-- Request --
Give every entry again, unchanged, and leave its images out.

━━━━━━

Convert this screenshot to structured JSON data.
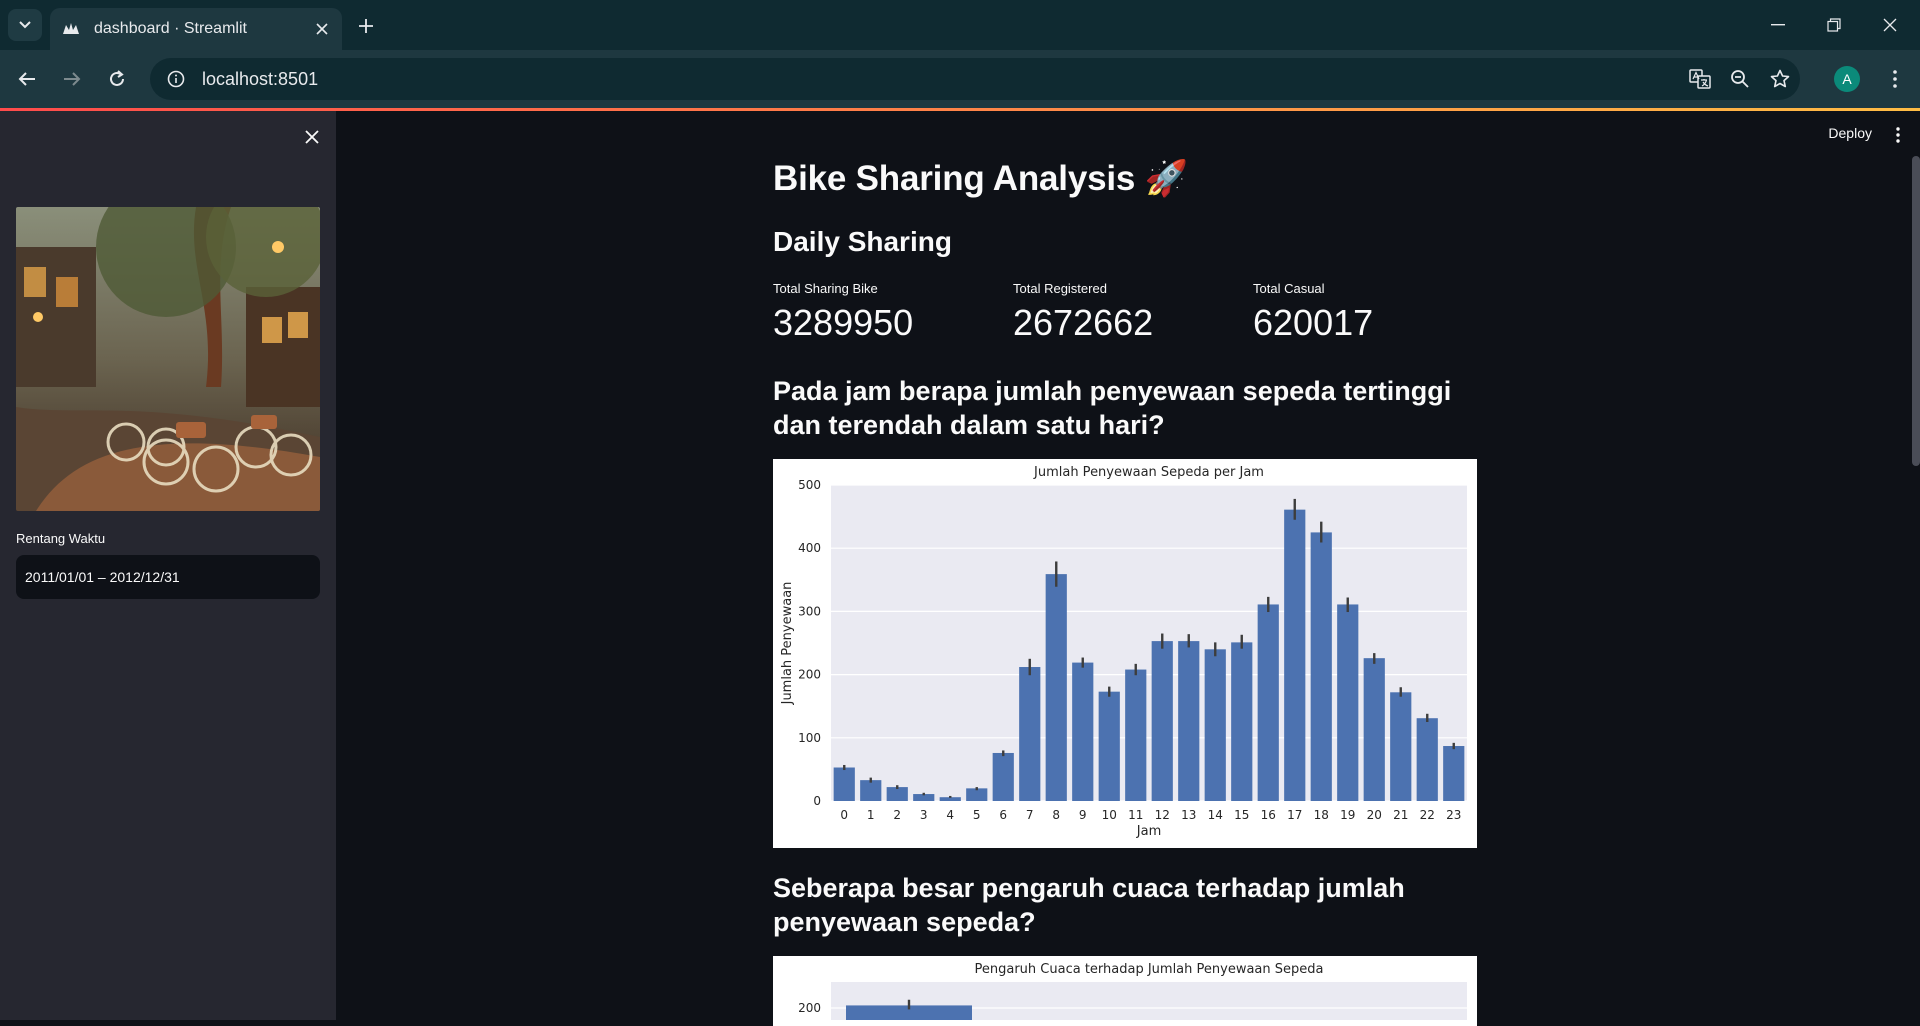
{
  "browser": {
    "tab_title": "dashboard · Streamlit",
    "url": "localhost:8501"
  },
  "profile": {
    "initial": "A",
    "color": "#0b8a7a"
  },
  "header": {
    "deploy_label": "Deploy"
  },
  "sidebar": {
    "date_label": "Rentang Waktu",
    "date_value": "2011/01/01 – 2012/12/31"
  },
  "main": {
    "title": "Bike Sharing Analysis 🚀",
    "subheader": "Daily Sharing",
    "metrics": [
      {
        "label": "Total Sharing Bike",
        "value": "3289950"
      },
      {
        "label": "Total Registered",
        "value": "2672662"
      },
      {
        "label": "Total Casual",
        "value": "620017"
      }
    ],
    "question1": "Pada jam berapa jumlah penyewaan sepeda tertinggi dan terendah dalam satu hari?",
    "question2": "Seberapa besar pengaruh cuaca terhadap jumlah penyewaan sepeda?"
  },
  "chart_data": [
    {
      "type": "bar",
      "title": "Jumlah Penyewaan Sepeda per Jam",
      "xlabel": "Jam",
      "ylabel": "Jumlah Penyewaan",
      "ylim": [
        0,
        500
      ],
      "yticks": [
        0,
        100,
        200,
        300,
        400,
        500
      ],
      "grid": true,
      "color": "#4c72b0",
      "categories": [
        "0",
        "1",
        "2",
        "3",
        "4",
        "5",
        "6",
        "7",
        "8",
        "9",
        "10",
        "11",
        "12",
        "13",
        "14",
        "15",
        "16",
        "17",
        "18",
        "19",
        "20",
        "21",
        "22",
        "23"
      ],
      "values": [
        53,
        33,
        22,
        11,
        6,
        20,
        76,
        212,
        359,
        219,
        173,
        208,
        253,
        253,
        240,
        251,
        311,
        461,
        425,
        311,
        226,
        172,
        131,
        87
      ],
      "error_low": [
        49,
        29,
        19,
        9,
        5,
        17,
        71,
        199,
        339,
        211,
        165,
        199,
        241,
        243,
        229,
        241,
        299,
        445,
        409,
        299,
        217,
        165,
        125,
        82
      ],
      "error_high": [
        57,
        37,
        25,
        13,
        8,
        22,
        80,
        225,
        379,
        227,
        181,
        217,
        265,
        264,
        251,
        263,
        323,
        478,
        442,
        322,
        234,
        180,
        138,
        92
      ]
    },
    {
      "type": "bar",
      "title": "Pengaruh Cuaca terhadap Jumlah Penyewaan Sepeda",
      "yticks_visible": [
        200
      ],
      "color": "#4c72b0",
      "values": [
        205
      ],
      "error_high": [
        216
      ]
    }
  ]
}
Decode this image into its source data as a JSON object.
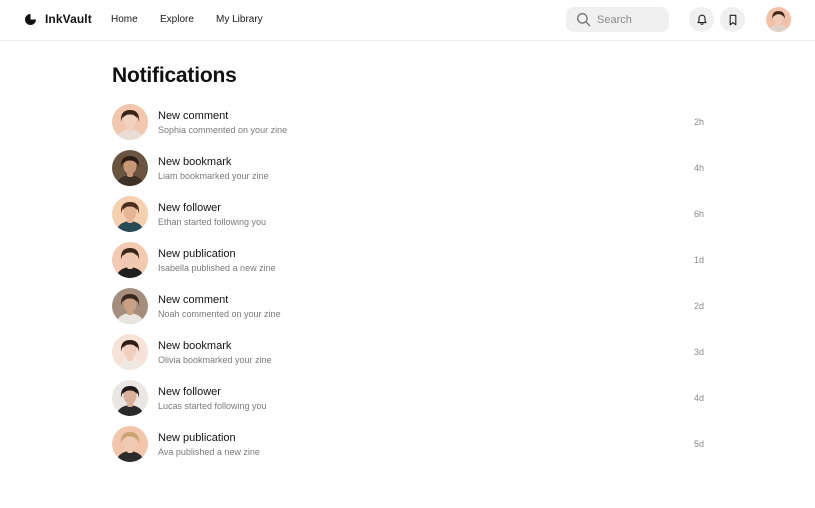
{
  "brand": {
    "name": "InkVault",
    "logo_icon": "ink-drop-logo-icon"
  },
  "nav": {
    "home": "Home",
    "explore": "Explore",
    "library": "My Library"
  },
  "search": {
    "placeholder": "Search",
    "icon": "search-icon"
  },
  "header_icons": [
    "bell-icon",
    "bookmark-icon"
  ],
  "page": {
    "title": "Notifications"
  },
  "notifications": [
    {
      "title": "New comment",
      "description": "Sophia commented on your zine",
      "time": "2h",
      "avatar": {
        "skin": "#f1d2c2",
        "hair": "#3a2418",
        "bg": "#f2c7ae",
        "shirt": "#e9dcd2"
      }
    },
    {
      "title": "New bookmark",
      "description": "Liam bookmarked your zine",
      "time": "4h",
      "avatar": {
        "skin": "#c89876",
        "hair": "#2b1c12",
        "bg": "#6b5440",
        "shirt": "#3d3026"
      }
    },
    {
      "title": "New follower",
      "description": "Ethan started following you",
      "time": "6h",
      "avatar": {
        "skin": "#e6b694",
        "hair": "#4a2e1c",
        "bg": "#f6cfae",
        "shirt": "#274a55"
      }
    },
    {
      "title": "New publication",
      "description": "Isabella published a new zine",
      "time": "1d",
      "avatar": {
        "skin": "#efc8b2",
        "hair": "#3b2418",
        "bg": "#f3c9b1",
        "shirt": "#1f1f1f"
      }
    },
    {
      "title": "New comment",
      "description": "Noah commented on your zine",
      "time": "2d",
      "avatar": {
        "skin": "#c8a084",
        "hair": "#3a2a1e",
        "bg": "#a58e7d",
        "shirt": "#e8e4e0"
      }
    },
    {
      "title": "New bookmark",
      "description": "Olivia bookmarked your zine",
      "time": "3d",
      "avatar": {
        "skin": "#f0d0bd",
        "hair": "#2f1c14",
        "bg": "#f6e2d6",
        "shirt": "#f0e8e2"
      }
    },
    {
      "title": "New follower",
      "description": "Lucas started following you",
      "time": "4d",
      "avatar": {
        "skin": "#d9b198",
        "hair": "#1e1a18",
        "bg": "#e9e6e3",
        "shirt": "#2a2a2a"
      }
    },
    {
      "title": "New publication",
      "description": "Ava published a new zine",
      "time": "5d",
      "avatar": {
        "skin": "#efcbb3",
        "hair": "#c9a372",
        "bg": "#f2c6ad",
        "shirt": "#2b2b2b"
      }
    }
  ],
  "profile": {
    "avatar": {
      "skin": "#f0cdb8",
      "hair": "#3a2418",
      "bg": "#f2c1a8",
      "shirt": "#e2d3c8"
    }
  }
}
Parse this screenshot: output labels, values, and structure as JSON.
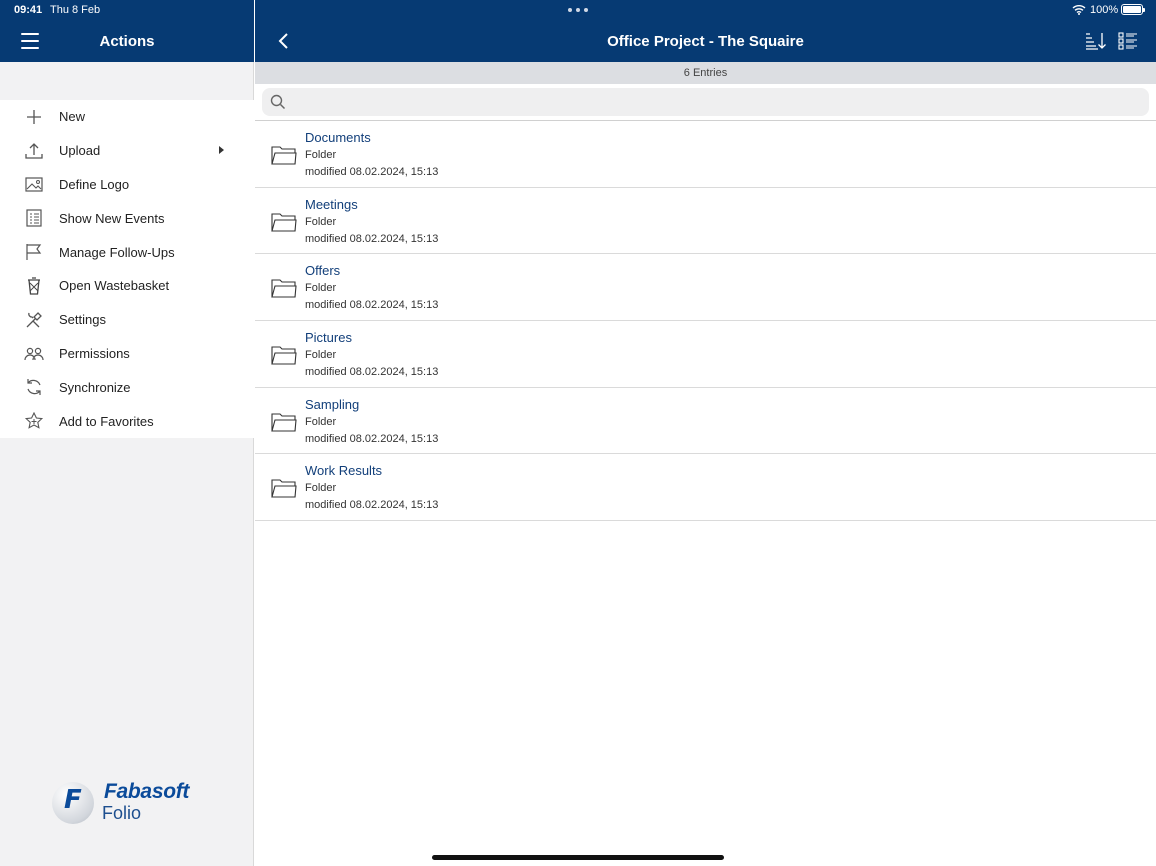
{
  "status": {
    "time": "09:41",
    "date": "Thu 8 Feb",
    "battery": "100%",
    "battery_level": 1.0
  },
  "sidebar": {
    "title": "Actions",
    "items": [
      {
        "label": "New",
        "icon": "plus-icon"
      },
      {
        "label": "Upload",
        "icon": "upload-icon",
        "has_submenu": true
      },
      {
        "label": "Define Logo",
        "icon": "image-icon"
      },
      {
        "label": "Show New Events",
        "icon": "events-list-icon"
      },
      {
        "label": "Manage Follow-Ups",
        "icon": "flag-icon"
      },
      {
        "label": "Open Wastebasket",
        "icon": "wastebasket-icon"
      },
      {
        "label": "Settings",
        "icon": "tools-icon"
      },
      {
        "label": "Permissions",
        "icon": "users-icon"
      },
      {
        "label": "Synchronize",
        "icon": "sync-icon"
      },
      {
        "label": "Add to Favorites",
        "icon": "star-add-icon"
      }
    ],
    "logo": {
      "letter": "F",
      "brand": "Fabasoft",
      "product": "Folio"
    }
  },
  "main": {
    "title": "Office Project - The Squaire",
    "entries": "6 Entries",
    "search": {
      "placeholder": "",
      "value": ""
    },
    "rows": [
      {
        "name": "Documents",
        "type": "Folder",
        "modified": "modified 08.02.2024, 15:13"
      },
      {
        "name": "Meetings",
        "type": "Folder",
        "modified": "modified 08.02.2024, 15:13"
      },
      {
        "name": "Offers",
        "type": "Folder",
        "modified": "modified 08.02.2024, 15:13"
      },
      {
        "name": "Pictures",
        "type": "Folder",
        "modified": "modified 08.02.2024, 15:13"
      },
      {
        "name": "Sampling",
        "type": "Folder",
        "modified": "modified 08.02.2024, 15:13"
      },
      {
        "name": "Work Results",
        "type": "Folder",
        "modified": "modified 08.02.2024, 15:13"
      }
    ]
  },
  "colors": {
    "header": "#063a73",
    "link": "#123f7a",
    "sidebar_bg": "#f2f2f3"
  }
}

━━━━━━

-- Answer for this exercise --
Convert this screenshot to structured JSON data.
{
  "browser": {
    "tab_title": "dashboard · Streamlit",
    "url": "localhost:8501"
  },
  "profile": {
    "initial": "A",
    "color": "#0b8a7a"
  },
  "header": {
    "deploy_label": "Deploy"
  },
  "sidebar": {
    "date_label": "Rentang Waktu",
    "date_value": "2011/01/01 – 2012/12/31"
  },
  "main": {
    "title": "Bike Sharing Analysis 🚀",
    "subheader": "Daily Sharing",
    "metrics": [
      {
        "label": "Total Sharing Bike",
        "value": "3289950"
      },
      {
        "label": "Total Registered",
        "value": "2672662"
      },
      {
        "label": "Total Casual",
        "value": "620017"
      }
    ],
    "question1": "Pada jam berapa jumlah penyewaan sepeda tertinggi dan terendah dalam satu hari?",
    "question2": "Seberapa besar pengaruh cuaca terhadap jumlah penyewaan sepeda?"
  },
  "chart_data": [
    {
      "type": "bar",
      "title": "Jumlah Penyewaan Sepeda per Jam",
      "xlabel": "Jam",
      "ylabel": "Jumlah Penyewaan",
      "ylim": [
        0,
        500
      ],
      "yticks": [
        0,
        100,
        200,
        300,
        400,
        500
      ],
      "grid": true,
      "color": "#4c72b0",
      "categories": [
        "0",
        "1",
        "2",
        "3",
        "4",
        "5",
        "6",
        "7",
        "8",
        "9",
        "10",
        "11",
        "12",
        "13",
        "14",
        "15",
        "16",
        "17",
        "18",
        "19",
        "20",
        "21",
        "22",
        "23"
      ],
      "values": [
        53,
        33,
        22,
        11,
        6,
        20,
        76,
        212,
        359,
        219,
        173,
        208,
        253,
        253,
        240,
        251,
        311,
        461,
        425,
        311,
        226,
        172,
        131,
        87
      ],
      "error_low": [
        49,
        29,
        19,
        9,
        5,
        17,
        71,
        199,
        339,
        211,
        165,
        199,
        241,
        243,
        229,
        241,
        299,
        445,
        409,
        299,
        217,
        165,
        125,
        82
      ],
      "error_high": [
        57,
        37,
        25,
        13,
        8,
        22,
        80,
        225,
        379,
        227,
        181,
        217,
        265,
        264,
        251,
        263,
        323,
        478,
        442,
        322,
        234,
        180,
        138,
        92
      ]
    },
    {
      "type": "bar",
      "title": "Pengaruh Cuaca terhadap Jumlah Penyewaan Sepeda",
      "yticks_visible": [
        200
      ],
      "color": "#4c72b0",
      "values": [
        205
      ],
      "error_high": [
        216
      ]
    }
  ]
}
Decode this image into its source data as a JSON object.
{
  "brand": {
    "name": "InkVault",
    "logo_icon": "ink-drop-logo-icon"
  },
  "nav": {
    "home": "Home",
    "explore": "Explore",
    "library": "My Library"
  },
  "search": {
    "placeholder": "Search",
    "icon": "search-icon"
  },
  "header_icons": [
    "bell-icon",
    "bookmark-icon"
  ],
  "page": {
    "title": "Notifications"
  },
  "notifications": [
    {
      "title": "New comment",
      "description": "Sophia commented on your zine",
      "time": "2h",
      "avatar": {
        "skin": "#f1d2c2",
        "hair": "#3a2418",
        "bg": "#f2c7ae",
        "shirt": "#e9dcd2"
      }
    },
    {
      "title": "New bookmark",
      "description": "Liam bookmarked your zine",
      "time": "4h",
      "avatar": {
        "skin": "#c89876",
        "hair": "#2b1c12",
        "bg": "#6b5440",
        "shirt": "#3d3026"
      }
    },
    {
      "title": "New follower",
      "description": "Ethan started following you",
      "time": "6h",
      "avatar": {
        "skin": "#e6b694",
        "hair": "#4a2e1c",
        "bg": "#f6cfae",
        "shirt": "#274a55"
      }
    },
    {
      "title": "New publication",
      "description": "Isabella published a new zine",
      "time": "1d",
      "avatar": {
        "skin": "#efc8b2",
        "hair": "#3b2418",
        "bg": "#f3c9b1",
        "shirt": "#1f1f1f"
      }
    },
    {
      "title": "New comment",
      "description": "Noah commented on your zine",
      "time": "2d",
      "avatar": {
        "skin": "#c8a084",
        "hair": "#3a2a1e",
        "bg": "#a58e7d",
        "shirt": "#e8e4e0"
      }
    },
    {
      "title": "New bookmark",
      "description": "Olivia bookmarked your zine",
      "time": "3d",
      "avatar": {
        "skin": "#f0d0bd",
        "hair": "#2f1c14",
        "bg": "#f6e2d6",
        "shirt": "#f0e8e2"
      }
    },
    {
      "title": "New follower",
      "description": "Lucas started following you",
      "time": "4d",
      "avatar": {
        "skin": "#d9b198",
        "hair": "#1e1a18",
        "bg": "#e9e6e3",
        "shirt": "#2a2a2a"
      }
    },
    {
      "title": "New publication",
      "description": "Ava published a new zine",
      "time": "5d",
      "avatar": {
        "skin": "#efcbb3",
        "hair": "#c9a372",
        "bg": "#f2c6ad",
        "shirt": "#2b2b2b"
      }
    }
  ],
  "profile": {
    "avatar": {
      "skin": "#f0cdb8",
      "hair": "#3a2418",
      "bg": "#f2c1a8",
      "shirt": "#e2d3c8"
    }
  }
}
Parse this screenshot: output labels, values, and structure as JSON.
{
  "status": {
    "time": "09:41",
    "date": "Thu 8 Feb",
    "battery": "100%",
    "battery_level": 1.0
  },
  "sidebar": {
    "title": "Actions",
    "items": [
      {
        "label": "New",
        "icon": "plus-icon"
      },
      {
        "label": "Upload",
        "icon": "upload-icon",
        "has_submenu": true
      },
      {
        "label": "Define Logo",
        "icon": "image-icon"
      },
      {
        "label": "Show New Events",
        "icon": "events-list-icon"
      },
      {
        "label": "Manage Follow-Ups",
        "icon": "flag-icon"
      },
      {
        "label": "Open Wastebasket",
        "icon": "wastebasket-icon"
      },
      {
        "label": "Settings",
        "icon": "tools-icon"
      },
      {
        "label": "Permissions",
        "icon": "users-icon"
      },
      {
        "label": "Synchronize",
        "icon": "sync-icon"
      },
      {
        "label": "Add to Favorites",
        "icon": "star-add-icon"
      }
    ],
    "logo": {
      "letter": "F",
      "brand": "Fabasoft",
      "product": "Folio"
    }
  },
  "main": {
    "title": "Office Project - The Squaire",
    "entries": "6 Entries",
    "search": {
      "placeholder": "",
      "value": ""
    },
    "rows": [
      {
        "name": "Documents",
        "type": "Folder",
        "modified": "modified 08.02.2024, 15:13"
      },
      {
        "name": "Meetings",
        "type": "Folder",
        "modified": "modified 08.02.2024, 15:13"
      },
      {
        "name": "Offers",
        "type": "Folder",
        "modified": "modified 08.02.2024, 15:13"
      },
      {
        "name": "Pictures",
        "type": "Folder",
        "modified": "modified 08.02.2024, 15:13"
      },
      {
        "name": "Sampling",
        "type": "Folder",
        "modified": "modified 08.02.2024, 15:13"
      },
      {
        "name": "Work Results",
        "type": "Folder",
        "modified": "modified 08.02.2024, 15:13"
      }
    ]
  },
  "colors": {
    "header": "#063a73",
    "link": "#123f7a",
    "sidebar_bg": "#f2f2f3"
  }
}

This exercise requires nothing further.